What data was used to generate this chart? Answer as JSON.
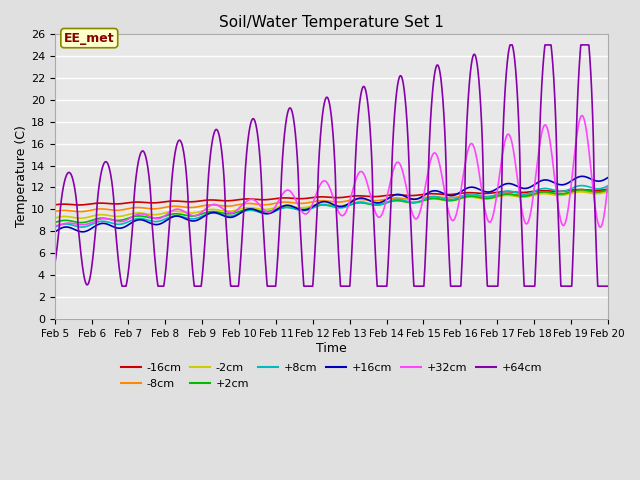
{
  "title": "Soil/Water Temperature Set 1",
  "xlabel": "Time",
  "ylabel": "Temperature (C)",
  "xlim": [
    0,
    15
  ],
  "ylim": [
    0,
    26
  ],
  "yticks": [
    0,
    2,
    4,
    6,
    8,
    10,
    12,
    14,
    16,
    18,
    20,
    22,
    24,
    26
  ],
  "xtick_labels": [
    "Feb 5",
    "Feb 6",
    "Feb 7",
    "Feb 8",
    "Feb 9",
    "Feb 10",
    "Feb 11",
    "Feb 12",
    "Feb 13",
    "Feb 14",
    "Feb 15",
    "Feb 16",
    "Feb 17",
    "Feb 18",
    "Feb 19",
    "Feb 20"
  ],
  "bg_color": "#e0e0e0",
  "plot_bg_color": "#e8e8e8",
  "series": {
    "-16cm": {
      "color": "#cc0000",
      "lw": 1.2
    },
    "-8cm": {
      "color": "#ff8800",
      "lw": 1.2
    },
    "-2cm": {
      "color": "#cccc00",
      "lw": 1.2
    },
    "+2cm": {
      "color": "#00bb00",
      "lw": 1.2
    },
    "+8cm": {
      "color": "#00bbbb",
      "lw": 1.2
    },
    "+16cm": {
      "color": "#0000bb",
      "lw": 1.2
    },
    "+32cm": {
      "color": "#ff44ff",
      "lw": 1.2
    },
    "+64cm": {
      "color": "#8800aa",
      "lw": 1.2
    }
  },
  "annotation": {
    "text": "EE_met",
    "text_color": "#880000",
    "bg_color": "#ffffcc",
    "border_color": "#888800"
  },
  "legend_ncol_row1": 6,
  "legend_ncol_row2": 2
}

> **OBJECTIVE**
Work through the listing above and report how many lines include the string "Temperature", with no other text.

> **TASK RESULT**
2